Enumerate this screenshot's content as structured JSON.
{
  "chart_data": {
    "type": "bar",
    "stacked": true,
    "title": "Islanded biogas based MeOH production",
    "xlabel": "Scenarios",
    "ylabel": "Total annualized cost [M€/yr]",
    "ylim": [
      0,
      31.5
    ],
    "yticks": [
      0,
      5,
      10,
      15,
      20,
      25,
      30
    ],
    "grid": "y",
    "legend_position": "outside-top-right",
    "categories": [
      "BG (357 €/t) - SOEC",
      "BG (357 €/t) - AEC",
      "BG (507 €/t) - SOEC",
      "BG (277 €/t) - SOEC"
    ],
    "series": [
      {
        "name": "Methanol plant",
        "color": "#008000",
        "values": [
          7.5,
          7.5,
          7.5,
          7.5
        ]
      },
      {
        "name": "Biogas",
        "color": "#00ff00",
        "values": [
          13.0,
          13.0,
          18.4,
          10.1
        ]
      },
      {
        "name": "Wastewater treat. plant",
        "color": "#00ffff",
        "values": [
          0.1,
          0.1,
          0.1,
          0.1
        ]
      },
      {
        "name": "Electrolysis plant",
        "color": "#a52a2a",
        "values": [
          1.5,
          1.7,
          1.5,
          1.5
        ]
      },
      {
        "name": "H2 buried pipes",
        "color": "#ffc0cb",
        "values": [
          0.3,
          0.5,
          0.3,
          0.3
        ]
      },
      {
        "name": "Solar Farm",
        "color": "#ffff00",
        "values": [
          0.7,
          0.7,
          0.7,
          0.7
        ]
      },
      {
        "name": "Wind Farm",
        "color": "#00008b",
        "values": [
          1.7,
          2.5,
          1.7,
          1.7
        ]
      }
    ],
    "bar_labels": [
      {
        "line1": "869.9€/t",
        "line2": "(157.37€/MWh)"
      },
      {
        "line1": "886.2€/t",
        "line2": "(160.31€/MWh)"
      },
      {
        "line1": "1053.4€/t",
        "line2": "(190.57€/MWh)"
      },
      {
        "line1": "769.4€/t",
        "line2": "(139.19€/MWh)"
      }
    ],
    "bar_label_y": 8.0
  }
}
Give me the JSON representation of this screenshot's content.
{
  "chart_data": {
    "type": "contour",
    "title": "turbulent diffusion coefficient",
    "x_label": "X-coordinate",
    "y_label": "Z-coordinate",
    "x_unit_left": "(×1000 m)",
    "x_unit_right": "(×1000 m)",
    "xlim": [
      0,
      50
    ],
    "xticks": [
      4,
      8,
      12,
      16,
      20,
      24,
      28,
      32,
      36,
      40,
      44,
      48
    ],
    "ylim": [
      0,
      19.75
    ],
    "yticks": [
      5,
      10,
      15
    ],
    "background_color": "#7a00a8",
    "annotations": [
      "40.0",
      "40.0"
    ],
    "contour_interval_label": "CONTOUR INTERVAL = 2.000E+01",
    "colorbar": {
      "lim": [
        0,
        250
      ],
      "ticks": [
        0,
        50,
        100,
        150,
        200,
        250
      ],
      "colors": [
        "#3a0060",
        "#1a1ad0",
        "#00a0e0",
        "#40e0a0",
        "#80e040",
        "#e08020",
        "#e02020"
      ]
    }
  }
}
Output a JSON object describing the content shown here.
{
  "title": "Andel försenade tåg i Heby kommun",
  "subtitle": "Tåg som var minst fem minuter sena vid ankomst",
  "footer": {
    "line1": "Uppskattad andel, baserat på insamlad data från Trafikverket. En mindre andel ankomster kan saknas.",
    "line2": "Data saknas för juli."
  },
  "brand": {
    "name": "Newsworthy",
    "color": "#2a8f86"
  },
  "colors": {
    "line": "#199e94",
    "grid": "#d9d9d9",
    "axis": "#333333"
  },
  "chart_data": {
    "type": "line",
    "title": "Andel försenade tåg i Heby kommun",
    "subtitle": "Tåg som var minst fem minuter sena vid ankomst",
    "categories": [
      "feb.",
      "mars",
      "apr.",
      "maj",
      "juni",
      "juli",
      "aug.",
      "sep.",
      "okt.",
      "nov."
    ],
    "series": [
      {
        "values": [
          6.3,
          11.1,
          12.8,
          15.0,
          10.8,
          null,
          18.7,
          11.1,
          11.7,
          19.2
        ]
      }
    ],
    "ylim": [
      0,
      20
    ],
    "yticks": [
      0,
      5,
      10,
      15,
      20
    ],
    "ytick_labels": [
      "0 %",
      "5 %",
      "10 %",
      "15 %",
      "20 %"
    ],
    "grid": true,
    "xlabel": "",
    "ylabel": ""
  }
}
=======
WHAT YOU NEED TO DO
Copy each line of the data exactly, leaving nothing out.

ANSWER FOR THE TASK
Enumerate this screenshot's content as structured JSON.
{
  "chart_data": {
    "type": "bar",
    "stacked": true,
    "title": "Islanded biogas based MeOH production",
    "xlabel": "Scenarios",
    "ylabel": "Total annualized cost [M€/yr]",
    "ylim": [
      0,
      31.5
    ],
    "yticks": [
      0,
      5,
      10,
      15,
      20,
      25,
      30
    ],
    "grid": "y",
    "legend_position": "outside-top-right",
    "categories": [
      "BG (357 €/t) - SOEC",
      "BG (357 €/t) - AEC",
      "BG (507 €/t) - SOEC",
      "BG (277 €/t) - SOEC"
    ],
    "series": [
      {
        "name": "Methanol plant",
        "color": "#008000",
        "values": [
          7.5,
          7.5,
          7.5,
          7.5
        ]
      },
      {
        "name": "Biogas",
        "color": "#00ff00",
        "values": [
          13.0,
          13.0,
          18.4,
          10.1
        ]
      },
      {
        "name": "Wastewater treat. plant",
        "color": "#00ffff",
        "values": [
          0.1,
          0.1,
          0.1,
          0.1
        ]
      },
      {
        "name": "Electrolysis plant",
        "color": "#a52a2a",
        "values": [
          1.5,
          1.7,
          1.5,
          1.5
        ]
      },
      {
        "name": "H2 buried pipes",
        "color": "#ffc0cb",
        "values": [
          0.3,
          0.5,
          0.3,
          0.3
        ]
      },
      {
        "name": "Solar Farm",
        "color": "#ffff00",
        "values": [
          0.7,
          0.7,
          0.7,
          0.7
        ]
      },
      {
        "name": "Wind Farm",
        "color": "#00008b",
        "values": [
          1.7,
          2.5,
          1.7,
          1.7
        ]
      }
    ],
    "bar_labels": [
      {
        "line1": "869.9€/t",
        "line2": "(157.37€/MWh)"
      },
      {
        "line1": "886.2€/t",
        "line2": "(160.31€/MWh)"
      },
      {
        "line1": "1053.4€/t",
        "line2": "(190.57€/MWh)"
      },
      {
        "line1": "769.4€/t",
        "line2": "(139.19€/MWh)"
      }
    ],
    "bar_label_y": 8.0
  }
}
Give me the JSON representation of this screenshot's content.
{
  "chart_data": {
    "type": "contour",
    "title": "turbulent diffusion coefficient",
    "x_label": "X-coordinate",
    "y_label": "Z-coordinate",
    "x_unit_left": "(×1000 m)",
    "x_unit_right": "(×1000 m)",
    "xlim": [
      0,
      50
    ],
    "xticks": [
      4,
      8,
      12,
      16,
      20,
      24,
      28,
      32,
      36,
      40,
      44,
      48
    ],
    "ylim": [
      0,
      19.75
    ],
    "yticks": [
      5,
      10,
      15
    ],
    "background_color": "#7a00a8",
    "annotations": [
      "40.0",
      "40.0"
    ],
    "contour_interval_label": "CONTOUR INTERVAL = 2.000E+01",
    "colorbar": {
      "lim": [
        0,
        250
      ],
      "ticks": [
        0,
        50,
        100,
        150,
        200,
        250
      ],
      "colors": [
        "#3a0060",
        "#1a1ad0",
        "#00a0e0",
        "#40e0a0",
        "#80e040",
        "#e08020",
        "#e02020"
      ]
    }
  }
}
Output a JSON object describing the content shown here.
{
  "title": "Andel försenade tåg i Heby kommun",
  "subtitle": "Tåg som var minst fem minuter sena vid ankomst",
  "footer": {
    "line1": "Uppskattad andel, baserat på insamlad data från Trafikverket. En mindre andel ankomster kan saknas.",
    "line2": "Data saknas för juli."
  },
  "brand": {
    "name": "Newsworthy",
    "color": "#2a8f86"
  },
  "colors": {
    "line": "#199e94",
    "grid": "#d9d9d9",
    "axis": "#333333"
  },
  "chart_data": {
    "type": "line",
    "title": "Andel försenade tåg i Heby kommun",
    "subtitle": "Tåg som var minst fem minuter sena vid ankomst",
    "categories": [
      "feb.",
      "mars",
      "apr.",
      "maj",
      "juni",
      "juli",
      "aug.",
      "sep.",
      "okt.",
      "nov."
    ],
    "series": [
      {
        "values": [
          6.3,
          11.1,
          12.8,
          15.0,
          10.8,
          null,
          18.7,
          11.1,
          11.7,
          19.2
        ]
      }
    ],
    "ylim": [
      0,
      20
    ],
    "yticks": [
      0,
      5,
      10,
      15,
      20
    ],
    "ytick_labels": [
      "0 %",
      "5 %",
      "10 %",
      "15 %",
      "20 %"
    ],
    "grid": true,
    "xlabel": "",
    "ylabel": ""
  }
}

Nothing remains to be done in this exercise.